• _DATA FOR THIS TASK_
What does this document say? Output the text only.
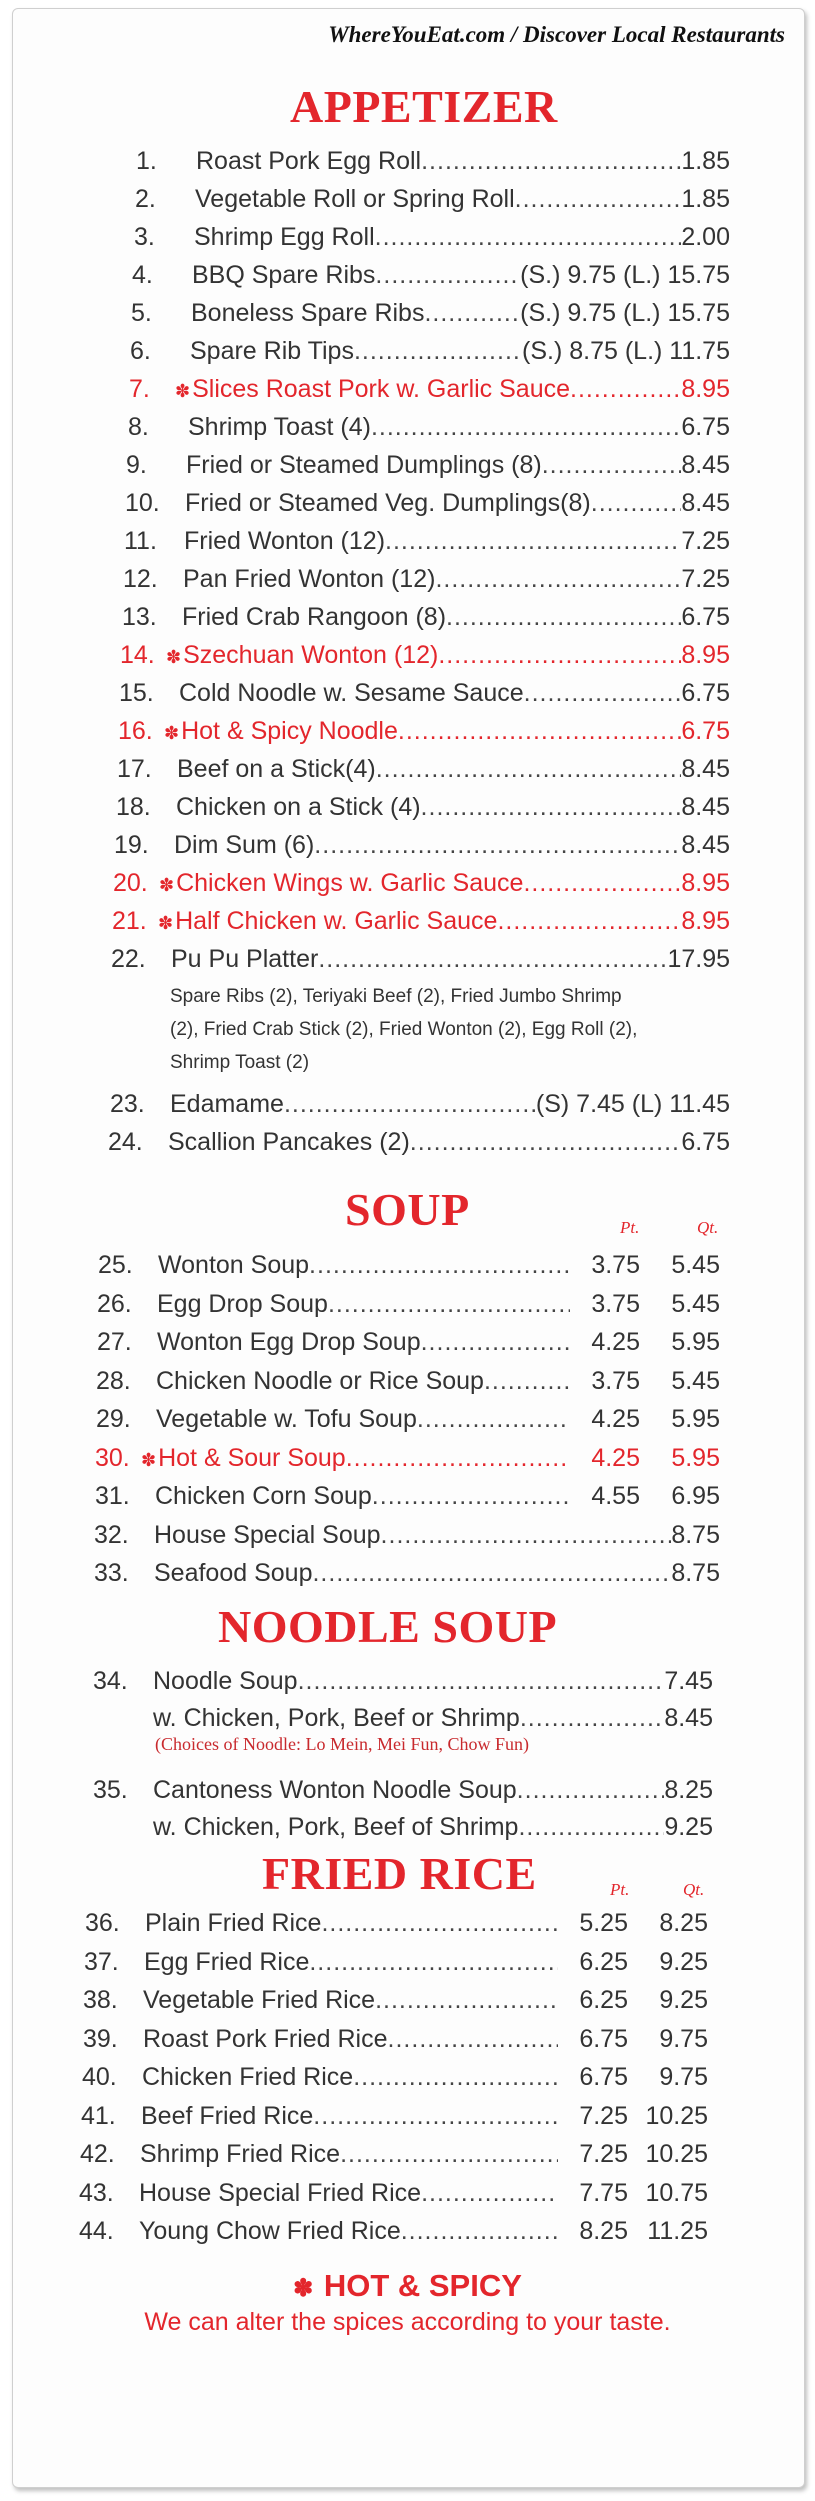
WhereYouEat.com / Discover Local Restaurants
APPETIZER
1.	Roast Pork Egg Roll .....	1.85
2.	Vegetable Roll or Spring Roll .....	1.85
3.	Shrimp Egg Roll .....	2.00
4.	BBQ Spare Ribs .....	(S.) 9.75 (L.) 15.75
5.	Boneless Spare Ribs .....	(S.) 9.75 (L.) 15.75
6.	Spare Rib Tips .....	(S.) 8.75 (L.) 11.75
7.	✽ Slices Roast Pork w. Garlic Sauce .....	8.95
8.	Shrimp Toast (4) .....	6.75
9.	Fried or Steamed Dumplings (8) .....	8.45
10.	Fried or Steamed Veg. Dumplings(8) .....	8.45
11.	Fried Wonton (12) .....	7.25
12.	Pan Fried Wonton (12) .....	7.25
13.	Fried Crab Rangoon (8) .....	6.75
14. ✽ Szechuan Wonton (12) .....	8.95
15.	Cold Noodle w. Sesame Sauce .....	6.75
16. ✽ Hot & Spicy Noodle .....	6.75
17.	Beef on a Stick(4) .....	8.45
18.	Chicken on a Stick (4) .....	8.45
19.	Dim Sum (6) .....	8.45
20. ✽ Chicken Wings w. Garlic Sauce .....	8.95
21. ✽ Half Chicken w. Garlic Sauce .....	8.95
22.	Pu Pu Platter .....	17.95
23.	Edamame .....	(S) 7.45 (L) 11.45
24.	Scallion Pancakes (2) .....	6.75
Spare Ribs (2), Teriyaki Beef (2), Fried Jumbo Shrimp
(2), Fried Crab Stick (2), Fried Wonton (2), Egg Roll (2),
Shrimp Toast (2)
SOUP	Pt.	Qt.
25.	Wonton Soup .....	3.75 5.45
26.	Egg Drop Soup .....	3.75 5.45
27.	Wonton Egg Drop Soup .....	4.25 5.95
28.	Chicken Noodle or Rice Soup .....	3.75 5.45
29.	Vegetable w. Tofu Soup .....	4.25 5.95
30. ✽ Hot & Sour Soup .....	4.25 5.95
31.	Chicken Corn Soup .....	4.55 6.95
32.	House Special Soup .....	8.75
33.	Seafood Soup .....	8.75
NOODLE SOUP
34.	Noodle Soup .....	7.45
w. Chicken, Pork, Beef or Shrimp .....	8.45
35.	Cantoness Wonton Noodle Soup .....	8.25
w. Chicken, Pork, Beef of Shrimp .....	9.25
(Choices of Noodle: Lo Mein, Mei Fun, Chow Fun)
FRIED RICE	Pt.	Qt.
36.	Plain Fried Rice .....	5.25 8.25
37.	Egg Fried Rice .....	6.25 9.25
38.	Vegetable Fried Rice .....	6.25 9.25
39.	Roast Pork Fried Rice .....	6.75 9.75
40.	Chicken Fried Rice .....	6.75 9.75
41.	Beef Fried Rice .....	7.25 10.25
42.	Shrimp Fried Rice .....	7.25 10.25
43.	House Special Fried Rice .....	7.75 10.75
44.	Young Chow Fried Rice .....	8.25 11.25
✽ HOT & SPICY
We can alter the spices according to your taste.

...

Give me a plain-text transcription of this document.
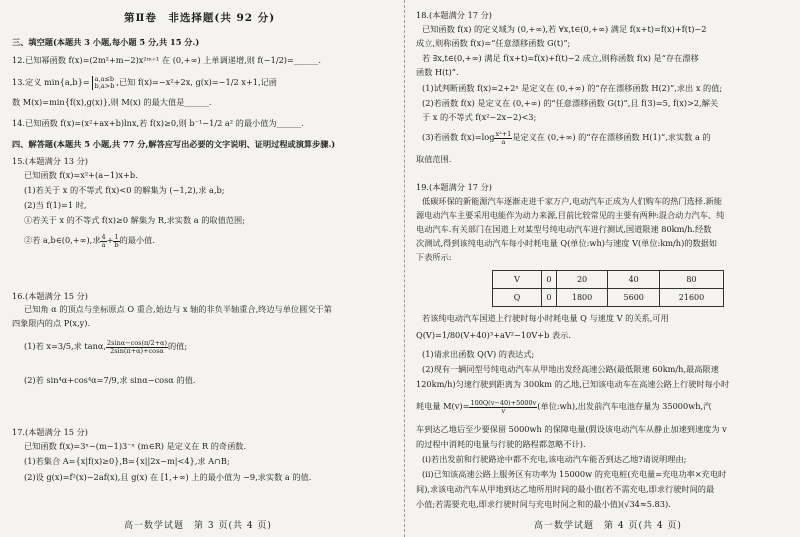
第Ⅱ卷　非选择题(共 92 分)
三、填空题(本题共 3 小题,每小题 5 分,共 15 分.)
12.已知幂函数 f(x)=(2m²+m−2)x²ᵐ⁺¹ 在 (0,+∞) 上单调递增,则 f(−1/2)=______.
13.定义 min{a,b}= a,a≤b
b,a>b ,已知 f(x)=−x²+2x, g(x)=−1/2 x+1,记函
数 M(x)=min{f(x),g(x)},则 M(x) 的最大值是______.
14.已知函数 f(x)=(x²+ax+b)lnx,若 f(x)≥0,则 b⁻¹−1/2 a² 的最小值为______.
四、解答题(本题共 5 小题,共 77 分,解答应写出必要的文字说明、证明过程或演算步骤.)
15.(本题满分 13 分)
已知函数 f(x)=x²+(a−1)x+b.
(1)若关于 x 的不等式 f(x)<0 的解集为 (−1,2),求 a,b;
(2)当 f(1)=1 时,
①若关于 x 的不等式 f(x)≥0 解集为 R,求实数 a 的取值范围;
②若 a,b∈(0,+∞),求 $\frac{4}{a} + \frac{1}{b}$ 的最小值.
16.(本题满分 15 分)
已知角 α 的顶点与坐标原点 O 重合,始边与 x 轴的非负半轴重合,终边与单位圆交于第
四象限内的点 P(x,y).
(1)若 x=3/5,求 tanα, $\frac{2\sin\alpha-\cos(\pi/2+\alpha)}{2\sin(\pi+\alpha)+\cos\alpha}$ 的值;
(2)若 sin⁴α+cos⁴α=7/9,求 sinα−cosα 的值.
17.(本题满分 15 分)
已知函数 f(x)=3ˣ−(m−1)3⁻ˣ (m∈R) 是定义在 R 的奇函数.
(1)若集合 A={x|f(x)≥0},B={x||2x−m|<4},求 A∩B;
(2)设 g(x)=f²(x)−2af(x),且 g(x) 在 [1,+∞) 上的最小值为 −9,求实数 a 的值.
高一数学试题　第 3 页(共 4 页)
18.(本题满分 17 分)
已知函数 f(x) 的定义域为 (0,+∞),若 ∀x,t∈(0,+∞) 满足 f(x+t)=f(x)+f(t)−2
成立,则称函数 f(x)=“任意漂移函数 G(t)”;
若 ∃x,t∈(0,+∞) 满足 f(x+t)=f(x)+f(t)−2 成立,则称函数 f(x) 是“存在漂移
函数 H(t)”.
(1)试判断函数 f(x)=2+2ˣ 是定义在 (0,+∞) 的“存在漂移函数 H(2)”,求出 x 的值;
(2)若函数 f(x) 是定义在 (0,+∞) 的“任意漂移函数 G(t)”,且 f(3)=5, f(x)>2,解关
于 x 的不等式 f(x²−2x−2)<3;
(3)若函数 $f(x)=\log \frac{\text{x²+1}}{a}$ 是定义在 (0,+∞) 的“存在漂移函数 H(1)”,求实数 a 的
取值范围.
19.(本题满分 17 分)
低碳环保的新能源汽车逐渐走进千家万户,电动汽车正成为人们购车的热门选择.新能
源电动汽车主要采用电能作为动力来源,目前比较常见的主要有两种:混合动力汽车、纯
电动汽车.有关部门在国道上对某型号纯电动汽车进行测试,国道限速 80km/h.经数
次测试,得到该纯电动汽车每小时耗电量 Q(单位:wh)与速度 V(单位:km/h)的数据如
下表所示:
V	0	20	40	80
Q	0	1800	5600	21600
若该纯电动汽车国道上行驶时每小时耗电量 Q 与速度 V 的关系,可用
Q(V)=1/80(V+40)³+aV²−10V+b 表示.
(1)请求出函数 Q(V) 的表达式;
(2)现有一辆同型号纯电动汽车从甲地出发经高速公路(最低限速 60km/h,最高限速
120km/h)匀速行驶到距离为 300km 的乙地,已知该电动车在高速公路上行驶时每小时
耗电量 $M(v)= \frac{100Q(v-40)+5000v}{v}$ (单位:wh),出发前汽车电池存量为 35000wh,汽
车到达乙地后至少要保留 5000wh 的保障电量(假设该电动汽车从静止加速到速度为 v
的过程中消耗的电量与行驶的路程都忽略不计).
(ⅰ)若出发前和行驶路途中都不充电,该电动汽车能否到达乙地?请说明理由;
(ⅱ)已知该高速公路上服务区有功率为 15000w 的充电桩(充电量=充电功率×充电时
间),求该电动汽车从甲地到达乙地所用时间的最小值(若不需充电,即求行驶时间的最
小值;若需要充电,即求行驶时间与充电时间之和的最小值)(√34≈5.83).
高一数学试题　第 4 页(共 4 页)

• _EXERCISE DIRECTIONS_
Which lines of the material contain the string "Chow"? List each of them.

• _ANSWER FOR THE TASK_
(Choices of Noodle: Lo Mein, Mei Fun, Chow Fun)
44.	Young Chow Fried Rice .....	8.25 11.25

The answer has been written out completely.